REQUIREMENTS | Copy every line of the data in which the word "hogy" occurs.

DATA LISTING |
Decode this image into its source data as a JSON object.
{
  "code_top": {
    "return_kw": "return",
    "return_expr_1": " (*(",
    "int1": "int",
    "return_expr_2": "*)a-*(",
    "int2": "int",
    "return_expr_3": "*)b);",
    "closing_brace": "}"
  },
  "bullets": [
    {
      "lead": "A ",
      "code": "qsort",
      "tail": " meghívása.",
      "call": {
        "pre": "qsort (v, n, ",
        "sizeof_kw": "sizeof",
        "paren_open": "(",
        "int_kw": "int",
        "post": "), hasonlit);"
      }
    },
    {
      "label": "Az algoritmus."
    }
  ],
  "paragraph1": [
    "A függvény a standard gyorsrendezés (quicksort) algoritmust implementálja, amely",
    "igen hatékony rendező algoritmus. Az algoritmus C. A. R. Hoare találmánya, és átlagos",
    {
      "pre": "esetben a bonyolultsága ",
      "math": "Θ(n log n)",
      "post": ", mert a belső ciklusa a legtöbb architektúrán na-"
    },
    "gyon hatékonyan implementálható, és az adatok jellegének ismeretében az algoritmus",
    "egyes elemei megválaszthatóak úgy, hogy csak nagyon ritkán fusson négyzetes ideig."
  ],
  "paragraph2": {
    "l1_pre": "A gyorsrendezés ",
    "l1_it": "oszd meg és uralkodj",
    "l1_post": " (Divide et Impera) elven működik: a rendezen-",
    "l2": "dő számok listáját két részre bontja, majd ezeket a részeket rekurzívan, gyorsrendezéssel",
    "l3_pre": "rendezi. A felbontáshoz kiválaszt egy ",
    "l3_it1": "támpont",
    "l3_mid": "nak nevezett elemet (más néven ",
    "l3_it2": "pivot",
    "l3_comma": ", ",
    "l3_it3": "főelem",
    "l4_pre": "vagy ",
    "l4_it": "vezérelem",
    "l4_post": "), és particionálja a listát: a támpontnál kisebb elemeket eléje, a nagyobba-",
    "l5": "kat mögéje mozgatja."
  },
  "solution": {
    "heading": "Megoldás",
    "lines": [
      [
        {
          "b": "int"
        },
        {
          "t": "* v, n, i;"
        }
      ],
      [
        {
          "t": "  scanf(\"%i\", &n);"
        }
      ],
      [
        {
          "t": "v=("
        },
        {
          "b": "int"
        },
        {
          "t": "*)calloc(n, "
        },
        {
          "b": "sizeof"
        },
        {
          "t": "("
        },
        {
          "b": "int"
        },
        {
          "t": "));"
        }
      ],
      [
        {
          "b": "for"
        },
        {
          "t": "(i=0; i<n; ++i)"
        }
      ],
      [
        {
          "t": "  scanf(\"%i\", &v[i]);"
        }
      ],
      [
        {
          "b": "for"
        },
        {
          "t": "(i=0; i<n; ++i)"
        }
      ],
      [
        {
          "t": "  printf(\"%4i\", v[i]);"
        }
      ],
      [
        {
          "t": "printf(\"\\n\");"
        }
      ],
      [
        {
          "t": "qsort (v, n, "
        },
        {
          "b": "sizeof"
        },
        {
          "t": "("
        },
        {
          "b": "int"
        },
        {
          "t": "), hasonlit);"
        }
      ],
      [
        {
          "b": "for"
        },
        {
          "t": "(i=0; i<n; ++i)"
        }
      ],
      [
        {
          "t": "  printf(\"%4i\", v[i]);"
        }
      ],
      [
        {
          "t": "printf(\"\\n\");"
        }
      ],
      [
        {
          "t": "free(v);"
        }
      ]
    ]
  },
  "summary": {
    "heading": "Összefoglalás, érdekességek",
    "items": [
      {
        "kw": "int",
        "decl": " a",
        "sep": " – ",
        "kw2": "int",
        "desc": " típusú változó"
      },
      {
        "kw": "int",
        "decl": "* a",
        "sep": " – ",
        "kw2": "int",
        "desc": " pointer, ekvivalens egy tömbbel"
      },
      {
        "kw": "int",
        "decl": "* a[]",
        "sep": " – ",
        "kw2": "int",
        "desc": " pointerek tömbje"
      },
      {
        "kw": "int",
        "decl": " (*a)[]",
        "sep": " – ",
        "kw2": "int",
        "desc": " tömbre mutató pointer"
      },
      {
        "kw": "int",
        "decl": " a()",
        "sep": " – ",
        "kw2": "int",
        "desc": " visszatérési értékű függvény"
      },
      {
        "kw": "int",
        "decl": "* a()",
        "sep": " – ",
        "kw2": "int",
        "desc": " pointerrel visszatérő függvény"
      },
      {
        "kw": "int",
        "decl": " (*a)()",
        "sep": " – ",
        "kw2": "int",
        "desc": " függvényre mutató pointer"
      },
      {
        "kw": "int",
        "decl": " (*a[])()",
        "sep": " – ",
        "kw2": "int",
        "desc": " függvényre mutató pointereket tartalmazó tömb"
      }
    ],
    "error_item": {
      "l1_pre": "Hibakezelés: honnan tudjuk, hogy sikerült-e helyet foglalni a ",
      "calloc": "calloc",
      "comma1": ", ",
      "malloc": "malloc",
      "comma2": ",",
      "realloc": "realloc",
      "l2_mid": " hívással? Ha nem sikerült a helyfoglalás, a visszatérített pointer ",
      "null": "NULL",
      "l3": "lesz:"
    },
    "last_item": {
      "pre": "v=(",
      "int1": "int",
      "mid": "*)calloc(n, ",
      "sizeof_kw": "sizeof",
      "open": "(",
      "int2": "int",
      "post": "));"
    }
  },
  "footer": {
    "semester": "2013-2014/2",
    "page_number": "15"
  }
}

SOLUTION FOR THIS EXERCISE |
    "egyes elemei megválaszthatóak úgy, hogy csak nagyon ritkán fusson négyzetes ideig."
      "l1_pre": "Hibakezelés: honnan tudjuk, hogy sikerült-e helyet foglalni a ",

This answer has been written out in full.